### WHAT NEEDS TO BE DONE:
Each of the entries should be retyped precisely as it appears.

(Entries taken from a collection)
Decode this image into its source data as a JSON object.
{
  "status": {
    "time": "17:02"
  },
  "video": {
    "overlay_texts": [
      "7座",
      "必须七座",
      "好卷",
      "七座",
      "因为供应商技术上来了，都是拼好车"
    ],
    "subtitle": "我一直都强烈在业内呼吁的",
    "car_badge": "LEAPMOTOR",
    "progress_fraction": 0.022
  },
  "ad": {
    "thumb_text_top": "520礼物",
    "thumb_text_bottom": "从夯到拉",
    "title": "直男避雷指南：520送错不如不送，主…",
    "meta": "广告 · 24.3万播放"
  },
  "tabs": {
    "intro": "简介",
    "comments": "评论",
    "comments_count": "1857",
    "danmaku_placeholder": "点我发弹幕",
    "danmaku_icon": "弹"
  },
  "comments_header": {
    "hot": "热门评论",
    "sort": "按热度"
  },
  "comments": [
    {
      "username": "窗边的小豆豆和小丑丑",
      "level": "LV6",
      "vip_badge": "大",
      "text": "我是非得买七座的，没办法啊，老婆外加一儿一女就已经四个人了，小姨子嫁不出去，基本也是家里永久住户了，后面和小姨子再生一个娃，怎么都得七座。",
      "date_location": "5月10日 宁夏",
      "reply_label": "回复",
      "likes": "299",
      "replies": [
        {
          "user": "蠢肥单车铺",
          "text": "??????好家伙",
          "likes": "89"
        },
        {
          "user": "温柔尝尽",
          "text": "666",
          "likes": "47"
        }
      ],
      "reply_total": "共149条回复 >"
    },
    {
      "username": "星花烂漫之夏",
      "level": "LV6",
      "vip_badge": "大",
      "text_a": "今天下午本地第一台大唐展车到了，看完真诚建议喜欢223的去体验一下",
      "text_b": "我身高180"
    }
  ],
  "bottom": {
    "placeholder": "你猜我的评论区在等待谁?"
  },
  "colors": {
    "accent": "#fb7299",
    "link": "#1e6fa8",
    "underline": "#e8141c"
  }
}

### FINISHED TASK:
Decode this image into its source data as a JSON object.
{
  "status": {
    "time": "17:02"
  },
  "video": {
    "overlay_texts": [
      "7座",
      "必须七座",
      "好卷",
      "七座",
      "因为供应商技术上来了，都是拼好车"
    ],
    "subtitle": "我一直都强烈在业内呼吁的",
    "car_badge": "LEAPMOTOR",
    "progress_fraction": 0.022
  },
  "ad": {
    "thumb_text_top": "520礼物",
    "thumb_text_bottom": "从夯到拉",
    "title": "直男避雷指南：520送错不如不送，主…",
    "meta": "广告 · 24.3万播放"
  },
  "tabs": {
    "intro": "简介",
    "comments": "评论",
    "comments_count": "1857",
    "danmaku_placeholder": "点我发弹幕",
    "danmaku_icon": "弹"
  },
  "comments_header": {
    "hot": "热门评论",
    "sort": "按热度"
  },
  "comments": [
    {
      "username": "窗边的小豆豆和小丑丑",
      "level": "LV6",
      "vip_badge": "大",
      "text": "我是非得买七座的，没办法啊，老婆外加一儿一女就已经四个人了，小姨子嫁不出去，基本也是家里永久住户了，后面和小姨子再生一个娃，怎么都得七座。",
      "date_location": "5月10日 宁夏",
      "reply_label": "回复",
      "likes": "299",
      "replies": [
        {
          "user": "蠢肥单车铺",
          "text": "??????好家伙",
          "likes": "89"
        },
        {
          "user": "温柔尝尽",
          "text": "666",
          "likes": "47"
        }
      ],
      "reply_total": "共149条回复 >"
    },
    {
      "username": "星花烂漫之夏",
      "level": "LV6",
      "vip_badge": "大",
      "text_a": "今天下午本地第一台大唐展车到了，看完真诚建议喜欢223的去体验一下",
      "text_b": "我身高180"
    }
  ],
  "bottom": {
    "placeholder": "你猜我的评论区在等待谁?"
  },
  "colors": {
    "accent": "#fb7299",
    "link": "#1e6fa8",
    "underline": "#e8141c"
  }
}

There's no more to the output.